(Dataset records)
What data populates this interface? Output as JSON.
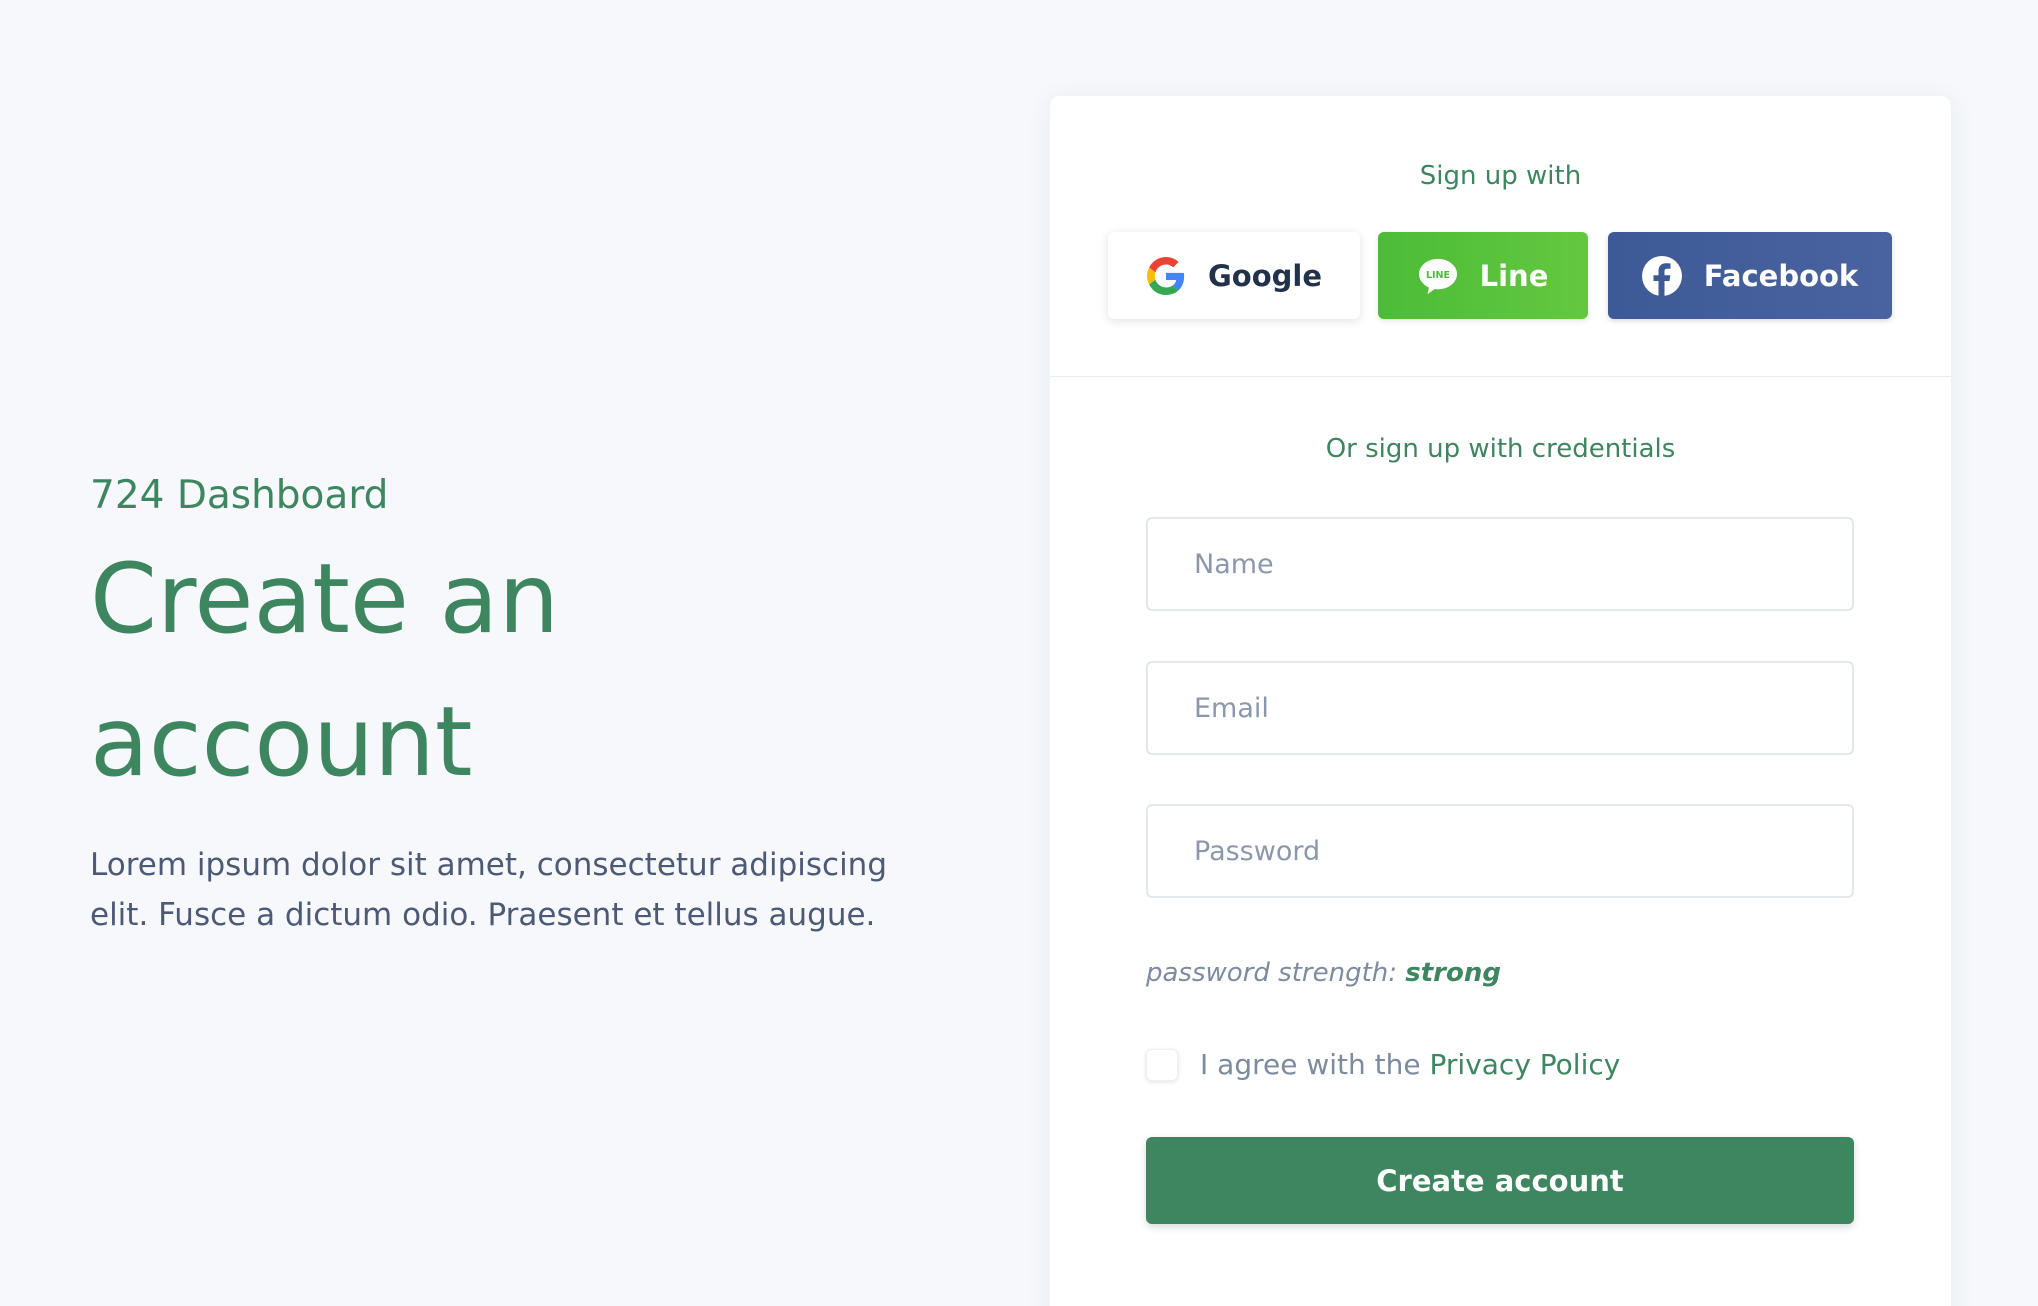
{
  "hero": {
    "brand": "724 Dashboard",
    "headline": "Create an account",
    "description": "Lorem ipsum dolor sit amet, consectetur adipiscing elit. Fusce a dictum odio. Praesent et tellus augue."
  },
  "social": {
    "title": "Sign up with",
    "buttons": [
      {
        "label": "Google",
        "icon": "google-icon"
      },
      {
        "label": "Line",
        "icon": "line-icon"
      },
      {
        "label": "Facebook",
        "icon": "facebook-icon"
      }
    ]
  },
  "form": {
    "title": "Or sign up with credentials",
    "name_placeholder": "Name",
    "email_placeholder": "Email",
    "password_placeholder": "Password",
    "strength_label": "password strength:",
    "strength_value": "strong",
    "agree_text": "I agree with the",
    "agree_link": "Privacy Policy",
    "submit_label": "Create account"
  },
  "colors": {
    "accent": "#3d8660",
    "line": "#4cbc38",
    "facebook": "#3d5a96",
    "background": "#f6f8fb"
  }
}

** WHAT YOU NEED TO DO **
Every line above should be returned exactly; the pictures stay out.

** SOLUTION TO THIS TASK **
What data populates this interface? Output as JSON.
{
  "hero": {
    "brand": "724 Dashboard",
    "headline": "Create an account",
    "description": "Lorem ipsum dolor sit amet, consectetur adipiscing elit. Fusce a dictum odio. Praesent et tellus augue."
  },
  "social": {
    "title": "Sign up with",
    "buttons": [
      {
        "label": "Google",
        "icon": "google-icon"
      },
      {
        "label": "Line",
        "icon": "line-icon"
      },
      {
        "label": "Facebook",
        "icon": "facebook-icon"
      }
    ]
  },
  "form": {
    "title": "Or sign up with credentials",
    "name_placeholder": "Name",
    "email_placeholder": "Email",
    "password_placeholder": "Password",
    "strength_label": "password strength:",
    "strength_value": "strong",
    "agree_text": "I agree with the",
    "agree_link": "Privacy Policy",
    "submit_label": "Create account"
  },
  "colors": {
    "accent": "#3d8660",
    "line": "#4cbc38",
    "facebook": "#3d5a96",
    "background": "#f6f8fb"
  }
}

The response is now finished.